* _TASK INSTRUCTIONS_
Return every line of the material exactly.
[Start of DATA TO USE]
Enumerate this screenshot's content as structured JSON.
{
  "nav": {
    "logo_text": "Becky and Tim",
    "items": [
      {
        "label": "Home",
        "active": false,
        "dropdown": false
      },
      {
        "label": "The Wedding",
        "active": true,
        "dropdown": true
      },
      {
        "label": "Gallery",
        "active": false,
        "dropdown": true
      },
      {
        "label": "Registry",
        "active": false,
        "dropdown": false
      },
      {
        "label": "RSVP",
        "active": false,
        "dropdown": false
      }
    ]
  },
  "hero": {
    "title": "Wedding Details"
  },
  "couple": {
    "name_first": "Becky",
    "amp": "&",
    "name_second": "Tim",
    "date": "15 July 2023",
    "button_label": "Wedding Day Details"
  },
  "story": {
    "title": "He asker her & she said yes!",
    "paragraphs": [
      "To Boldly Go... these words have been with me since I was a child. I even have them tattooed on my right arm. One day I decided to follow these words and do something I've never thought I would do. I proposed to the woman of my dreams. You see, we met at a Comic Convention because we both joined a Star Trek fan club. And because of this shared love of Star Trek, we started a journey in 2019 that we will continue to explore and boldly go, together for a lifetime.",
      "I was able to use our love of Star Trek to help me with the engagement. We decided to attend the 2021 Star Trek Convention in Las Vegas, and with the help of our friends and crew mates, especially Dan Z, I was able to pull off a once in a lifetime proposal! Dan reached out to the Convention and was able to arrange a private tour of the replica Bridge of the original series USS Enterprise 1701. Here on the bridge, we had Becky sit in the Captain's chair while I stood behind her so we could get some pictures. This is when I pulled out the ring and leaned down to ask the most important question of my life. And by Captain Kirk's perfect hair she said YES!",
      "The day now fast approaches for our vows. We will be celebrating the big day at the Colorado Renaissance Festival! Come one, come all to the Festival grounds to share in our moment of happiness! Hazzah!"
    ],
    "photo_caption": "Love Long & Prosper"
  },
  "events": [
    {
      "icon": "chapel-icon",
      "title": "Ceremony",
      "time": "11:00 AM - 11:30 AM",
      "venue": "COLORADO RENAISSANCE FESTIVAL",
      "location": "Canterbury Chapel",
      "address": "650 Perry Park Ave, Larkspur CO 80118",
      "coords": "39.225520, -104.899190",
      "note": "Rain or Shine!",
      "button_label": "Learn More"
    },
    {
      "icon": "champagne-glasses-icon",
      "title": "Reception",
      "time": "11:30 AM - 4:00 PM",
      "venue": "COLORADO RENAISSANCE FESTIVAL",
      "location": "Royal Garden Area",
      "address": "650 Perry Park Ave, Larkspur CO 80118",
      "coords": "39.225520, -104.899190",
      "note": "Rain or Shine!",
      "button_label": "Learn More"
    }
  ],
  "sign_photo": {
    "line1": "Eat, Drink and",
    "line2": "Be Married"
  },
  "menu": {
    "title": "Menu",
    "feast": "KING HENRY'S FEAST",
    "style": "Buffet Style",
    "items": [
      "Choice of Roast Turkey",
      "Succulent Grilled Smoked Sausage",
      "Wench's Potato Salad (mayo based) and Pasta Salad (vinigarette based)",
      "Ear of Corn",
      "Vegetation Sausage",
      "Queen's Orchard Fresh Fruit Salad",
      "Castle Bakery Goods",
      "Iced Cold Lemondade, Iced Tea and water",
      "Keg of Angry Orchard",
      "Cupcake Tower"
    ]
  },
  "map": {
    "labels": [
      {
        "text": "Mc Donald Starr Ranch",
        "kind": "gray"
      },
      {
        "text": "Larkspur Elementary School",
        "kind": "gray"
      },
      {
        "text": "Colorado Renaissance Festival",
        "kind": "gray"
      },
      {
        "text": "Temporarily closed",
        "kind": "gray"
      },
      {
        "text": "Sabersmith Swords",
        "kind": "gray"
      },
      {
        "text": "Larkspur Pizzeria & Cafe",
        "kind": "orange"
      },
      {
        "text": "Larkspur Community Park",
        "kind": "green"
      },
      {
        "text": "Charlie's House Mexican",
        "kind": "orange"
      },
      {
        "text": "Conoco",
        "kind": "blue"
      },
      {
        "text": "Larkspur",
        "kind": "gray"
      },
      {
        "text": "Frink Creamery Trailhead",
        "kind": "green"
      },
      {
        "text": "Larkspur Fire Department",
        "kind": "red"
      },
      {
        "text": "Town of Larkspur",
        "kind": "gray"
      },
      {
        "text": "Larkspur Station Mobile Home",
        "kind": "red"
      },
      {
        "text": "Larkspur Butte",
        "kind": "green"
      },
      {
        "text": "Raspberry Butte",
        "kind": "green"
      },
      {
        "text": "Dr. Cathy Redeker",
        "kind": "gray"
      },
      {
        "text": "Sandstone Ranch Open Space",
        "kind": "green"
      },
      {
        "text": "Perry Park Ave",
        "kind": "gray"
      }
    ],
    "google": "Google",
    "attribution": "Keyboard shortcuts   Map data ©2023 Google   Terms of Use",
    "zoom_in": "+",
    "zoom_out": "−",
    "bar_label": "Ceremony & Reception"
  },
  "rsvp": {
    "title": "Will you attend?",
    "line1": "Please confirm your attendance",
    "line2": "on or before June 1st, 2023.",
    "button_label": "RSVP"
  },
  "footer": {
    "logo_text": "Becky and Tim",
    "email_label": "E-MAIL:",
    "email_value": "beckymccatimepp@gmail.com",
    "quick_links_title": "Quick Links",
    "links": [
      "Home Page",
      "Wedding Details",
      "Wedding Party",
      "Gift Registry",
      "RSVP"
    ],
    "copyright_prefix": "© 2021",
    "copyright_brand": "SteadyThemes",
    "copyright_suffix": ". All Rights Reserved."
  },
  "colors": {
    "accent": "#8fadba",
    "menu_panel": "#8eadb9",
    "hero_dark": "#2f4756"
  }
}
[End of DATA TO USE]
* _ANSWER BELOW_
Enumerate this screenshot's content as structured JSON.
{
  "nav": {
    "logo_text": "Becky and Tim",
    "items": [
      {
        "label": "Home",
        "active": false,
        "dropdown": false
      },
      {
        "label": "The Wedding",
        "active": true,
        "dropdown": true
      },
      {
        "label": "Gallery",
        "active": false,
        "dropdown": true
      },
      {
        "label": "Registry",
        "active": false,
        "dropdown": false
      },
      {
        "label": "RSVP",
        "active": false,
        "dropdown": false
      }
    ]
  },
  "hero": {
    "title": "Wedding Details"
  },
  "couple": {
    "name_first": "Becky",
    "amp": "&",
    "name_second": "Tim",
    "date": "15 July 2023",
    "button_label": "Wedding Day Details"
  },
  "story": {
    "title": "He asker her & she said yes!",
    "paragraphs": [
      "To Boldly Go... these words have been with me since I was a child. I even have them tattooed on my right arm. One day I decided to follow these words and do something I've never thought I would do. I proposed to the woman of my dreams. You see, we met at a Comic Convention because we both joined a Star Trek fan club. And because of this shared love of Star Trek, we started a journey in 2019 that we will continue to explore and boldly go, together for a lifetime.",
      "I was able to use our love of Star Trek to help me with the engagement. We decided to attend the 2021 Star Trek Convention in Las Vegas, and with the help of our friends and crew mates, especially Dan Z, I was able to pull off a once in a lifetime proposal! Dan reached out to the Convention and was able to arrange a private tour of the replica Bridge of the original series USS Enterprise 1701. Here on the bridge, we had Becky sit in the Captain's chair while I stood behind her so we could get some pictures. This is when I pulled out the ring and leaned down to ask the most important question of my life. And by Captain Kirk's perfect hair she said YES!",
      "The day now fast approaches for our vows. We will be celebrating the big day at the Colorado Renaissance Festival! Come one, come all to the Festival grounds to share in our moment of happiness! Hazzah!"
    ],
    "photo_caption": "Love Long & Prosper"
  },
  "events": [
    {
      "icon": "chapel-icon",
      "title": "Ceremony",
      "time": "11:00 AM - 11:30 AM",
      "venue": "COLORADO RENAISSANCE FESTIVAL",
      "location": "Canterbury Chapel",
      "address": "650 Perry Park Ave, Larkspur CO 80118",
      "coords": "39.225520, -104.899190",
      "note": "Rain or Shine!",
      "button_label": "Learn More"
    },
    {
      "icon": "champagne-glasses-icon",
      "title": "Reception",
      "time": "11:30 AM - 4:00 PM",
      "venue": "COLORADO RENAISSANCE FESTIVAL",
      "location": "Royal Garden Area",
      "address": "650 Perry Park Ave, Larkspur CO 80118",
      "coords": "39.225520, -104.899190",
      "note": "Rain or Shine!",
      "button_label": "Learn More"
    }
  ],
  "sign_photo": {
    "line1": "Eat, Drink and",
    "line2": "Be Married"
  },
  "menu": {
    "title": "Menu",
    "feast": "KING HENRY'S FEAST",
    "style": "Buffet Style",
    "items": [
      "Choice of Roast Turkey",
      "Succulent Grilled Smoked Sausage",
      "Wench's Potato Salad (mayo based) and Pasta Salad (vinigarette based)",
      "Ear of Corn",
      "Vegetation Sausage",
      "Queen's Orchard Fresh Fruit Salad",
      "Castle Bakery Goods",
      "Iced Cold Lemondade, Iced Tea and water",
      "Keg of Angry Orchard",
      "Cupcake Tower"
    ]
  },
  "map": {
    "labels": [
      {
        "text": "Mc Donald Starr Ranch",
        "kind": "gray"
      },
      {
        "text": "Larkspur Elementary School",
        "kind": "gray"
      },
      {
        "text": "Colorado Renaissance Festival",
        "kind": "gray"
      },
      {
        "text": "Temporarily closed",
        "kind": "gray"
      },
      {
        "text": "Sabersmith Swords",
        "kind": "gray"
      },
      {
        "text": "Larkspur Pizzeria & Cafe",
        "kind": "orange"
      },
      {
        "text": "Larkspur Community Park",
        "kind": "green"
      },
      {
        "text": "Charlie's House Mexican",
        "kind": "orange"
      },
      {
        "text": "Conoco",
        "kind": "blue"
      },
      {
        "text": "Larkspur",
        "kind": "gray"
      },
      {
        "text": "Frink Creamery Trailhead",
        "kind": "green"
      },
      {
        "text": "Larkspur Fire Department",
        "kind": "red"
      },
      {
        "text": "Town of Larkspur",
        "kind": "gray"
      },
      {
        "text": "Larkspur Station Mobile Home",
        "kind": "red"
      },
      {
        "text": "Larkspur Butte",
        "kind": "green"
      },
      {
        "text": "Raspberry Butte",
        "kind": "green"
      },
      {
        "text": "Dr. Cathy Redeker",
        "kind": "gray"
      },
      {
        "text": "Sandstone Ranch Open Space",
        "kind": "green"
      },
      {
        "text": "Perry Park Ave",
        "kind": "gray"
      }
    ],
    "google": "Google",
    "attribution": "Keyboard shortcuts   Map data ©2023 Google   Terms of Use",
    "zoom_in": "+",
    "zoom_out": "−",
    "bar_label": "Ceremony & Reception"
  },
  "rsvp": {
    "title": "Will you attend?",
    "line1": "Please confirm your attendance",
    "line2": "on or before June 1st, 2023.",
    "button_label": "RSVP"
  },
  "footer": {
    "logo_text": "Becky and Tim",
    "email_label": "E-MAIL:",
    "email_value": "beckymccatimepp@gmail.com",
    "quick_links_title": "Quick Links",
    "links": [
      "Home Page",
      "Wedding Details",
      "Wedding Party",
      "Gift Registry",
      "RSVP"
    ],
    "copyright_prefix": "© 2021",
    "copyright_brand": "SteadyThemes",
    "copyright_suffix": ". All Rights Reserved."
  },
  "colors": {
    "accent": "#8fadba",
    "menu_panel": "#8eadb9",
    "hero_dark": "#2f4756"
  }
}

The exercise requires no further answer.